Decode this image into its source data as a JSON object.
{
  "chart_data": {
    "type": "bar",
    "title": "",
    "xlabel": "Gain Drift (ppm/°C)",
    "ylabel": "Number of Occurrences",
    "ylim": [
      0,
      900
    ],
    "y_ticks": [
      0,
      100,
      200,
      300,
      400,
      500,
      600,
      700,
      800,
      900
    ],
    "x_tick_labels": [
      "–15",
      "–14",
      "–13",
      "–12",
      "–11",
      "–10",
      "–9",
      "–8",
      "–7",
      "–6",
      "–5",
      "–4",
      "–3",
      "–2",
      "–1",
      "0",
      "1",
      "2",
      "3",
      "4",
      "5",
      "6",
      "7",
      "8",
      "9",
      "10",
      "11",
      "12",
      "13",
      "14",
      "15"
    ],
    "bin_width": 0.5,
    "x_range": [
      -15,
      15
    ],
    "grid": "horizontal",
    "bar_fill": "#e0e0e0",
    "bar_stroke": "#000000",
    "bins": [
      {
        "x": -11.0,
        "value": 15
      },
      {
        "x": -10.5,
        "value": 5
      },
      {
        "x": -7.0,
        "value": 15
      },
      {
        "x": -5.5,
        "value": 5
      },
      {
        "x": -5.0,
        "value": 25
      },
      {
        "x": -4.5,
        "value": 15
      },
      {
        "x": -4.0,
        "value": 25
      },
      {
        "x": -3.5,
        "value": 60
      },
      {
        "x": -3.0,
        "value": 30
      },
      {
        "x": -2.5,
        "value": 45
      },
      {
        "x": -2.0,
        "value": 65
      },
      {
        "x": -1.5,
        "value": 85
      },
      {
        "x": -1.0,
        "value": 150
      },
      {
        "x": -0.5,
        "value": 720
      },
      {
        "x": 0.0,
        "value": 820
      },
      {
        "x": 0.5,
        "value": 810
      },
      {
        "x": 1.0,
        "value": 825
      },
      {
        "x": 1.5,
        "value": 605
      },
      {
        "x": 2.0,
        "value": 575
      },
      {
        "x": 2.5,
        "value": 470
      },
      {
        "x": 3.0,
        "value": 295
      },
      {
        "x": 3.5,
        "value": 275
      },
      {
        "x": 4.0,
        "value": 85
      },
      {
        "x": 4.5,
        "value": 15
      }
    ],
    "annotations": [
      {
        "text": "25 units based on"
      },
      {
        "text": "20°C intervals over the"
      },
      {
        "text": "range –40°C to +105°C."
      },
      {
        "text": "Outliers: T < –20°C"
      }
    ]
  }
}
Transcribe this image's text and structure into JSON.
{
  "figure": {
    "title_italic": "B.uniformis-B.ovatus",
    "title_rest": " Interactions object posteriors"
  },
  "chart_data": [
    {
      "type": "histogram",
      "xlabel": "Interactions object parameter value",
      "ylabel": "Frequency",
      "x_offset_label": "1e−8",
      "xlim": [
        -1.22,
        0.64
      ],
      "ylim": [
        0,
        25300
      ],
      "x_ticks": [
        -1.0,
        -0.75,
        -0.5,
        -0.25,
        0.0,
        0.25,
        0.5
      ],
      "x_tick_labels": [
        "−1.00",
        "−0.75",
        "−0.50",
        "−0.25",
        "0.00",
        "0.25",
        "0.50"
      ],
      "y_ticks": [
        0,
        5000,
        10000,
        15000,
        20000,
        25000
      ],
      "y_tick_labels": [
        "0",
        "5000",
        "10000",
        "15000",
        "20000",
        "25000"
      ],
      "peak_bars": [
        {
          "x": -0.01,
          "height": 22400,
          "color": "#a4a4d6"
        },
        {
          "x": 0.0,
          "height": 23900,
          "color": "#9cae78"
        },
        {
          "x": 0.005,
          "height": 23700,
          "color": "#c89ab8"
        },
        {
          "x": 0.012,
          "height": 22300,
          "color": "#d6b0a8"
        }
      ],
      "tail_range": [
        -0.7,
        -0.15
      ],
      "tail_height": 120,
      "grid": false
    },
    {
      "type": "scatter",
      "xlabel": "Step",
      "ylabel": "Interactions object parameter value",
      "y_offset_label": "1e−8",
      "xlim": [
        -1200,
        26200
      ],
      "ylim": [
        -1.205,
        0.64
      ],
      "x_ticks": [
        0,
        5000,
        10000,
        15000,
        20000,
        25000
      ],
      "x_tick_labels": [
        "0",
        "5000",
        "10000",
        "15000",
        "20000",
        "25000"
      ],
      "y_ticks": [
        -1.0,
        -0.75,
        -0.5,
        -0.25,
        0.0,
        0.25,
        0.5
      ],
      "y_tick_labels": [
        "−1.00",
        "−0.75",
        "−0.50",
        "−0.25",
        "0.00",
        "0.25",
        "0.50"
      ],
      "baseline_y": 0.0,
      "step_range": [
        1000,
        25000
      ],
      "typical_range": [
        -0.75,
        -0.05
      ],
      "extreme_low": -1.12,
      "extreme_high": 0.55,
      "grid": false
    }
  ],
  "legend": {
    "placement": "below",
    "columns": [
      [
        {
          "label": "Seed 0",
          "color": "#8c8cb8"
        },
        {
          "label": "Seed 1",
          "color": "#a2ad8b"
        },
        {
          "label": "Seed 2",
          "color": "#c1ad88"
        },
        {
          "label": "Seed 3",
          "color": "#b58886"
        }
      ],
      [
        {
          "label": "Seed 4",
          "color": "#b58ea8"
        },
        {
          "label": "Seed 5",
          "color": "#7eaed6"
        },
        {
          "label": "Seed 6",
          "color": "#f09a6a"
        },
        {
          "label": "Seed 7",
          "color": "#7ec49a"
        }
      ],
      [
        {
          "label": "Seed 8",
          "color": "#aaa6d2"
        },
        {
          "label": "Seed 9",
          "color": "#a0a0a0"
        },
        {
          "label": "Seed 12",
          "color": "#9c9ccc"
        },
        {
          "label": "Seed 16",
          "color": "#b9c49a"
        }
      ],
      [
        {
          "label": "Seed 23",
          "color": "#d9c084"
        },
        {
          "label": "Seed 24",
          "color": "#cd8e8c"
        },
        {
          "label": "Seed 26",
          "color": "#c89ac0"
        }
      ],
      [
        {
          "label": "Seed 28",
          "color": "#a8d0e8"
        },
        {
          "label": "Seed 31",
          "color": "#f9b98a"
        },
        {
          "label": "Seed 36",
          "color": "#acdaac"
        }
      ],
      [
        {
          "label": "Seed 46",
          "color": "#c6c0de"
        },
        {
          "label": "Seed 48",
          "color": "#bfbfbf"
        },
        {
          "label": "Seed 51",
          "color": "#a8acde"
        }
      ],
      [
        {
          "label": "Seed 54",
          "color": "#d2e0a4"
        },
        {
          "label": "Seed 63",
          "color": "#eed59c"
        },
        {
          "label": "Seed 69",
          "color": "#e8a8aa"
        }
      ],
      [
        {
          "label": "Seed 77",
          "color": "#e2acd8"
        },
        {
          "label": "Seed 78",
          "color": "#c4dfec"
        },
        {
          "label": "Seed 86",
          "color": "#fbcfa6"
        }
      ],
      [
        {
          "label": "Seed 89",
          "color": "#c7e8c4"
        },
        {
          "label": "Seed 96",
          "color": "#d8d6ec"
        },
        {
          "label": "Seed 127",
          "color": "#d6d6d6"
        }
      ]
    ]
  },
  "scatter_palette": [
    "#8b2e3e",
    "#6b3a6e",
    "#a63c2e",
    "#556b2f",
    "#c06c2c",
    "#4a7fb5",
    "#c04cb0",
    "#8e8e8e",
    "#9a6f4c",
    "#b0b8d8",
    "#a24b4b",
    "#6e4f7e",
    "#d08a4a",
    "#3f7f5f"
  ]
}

What you are asked to do: Lines containing "text" are to be counted. State the total and add nothing.

Task output: 5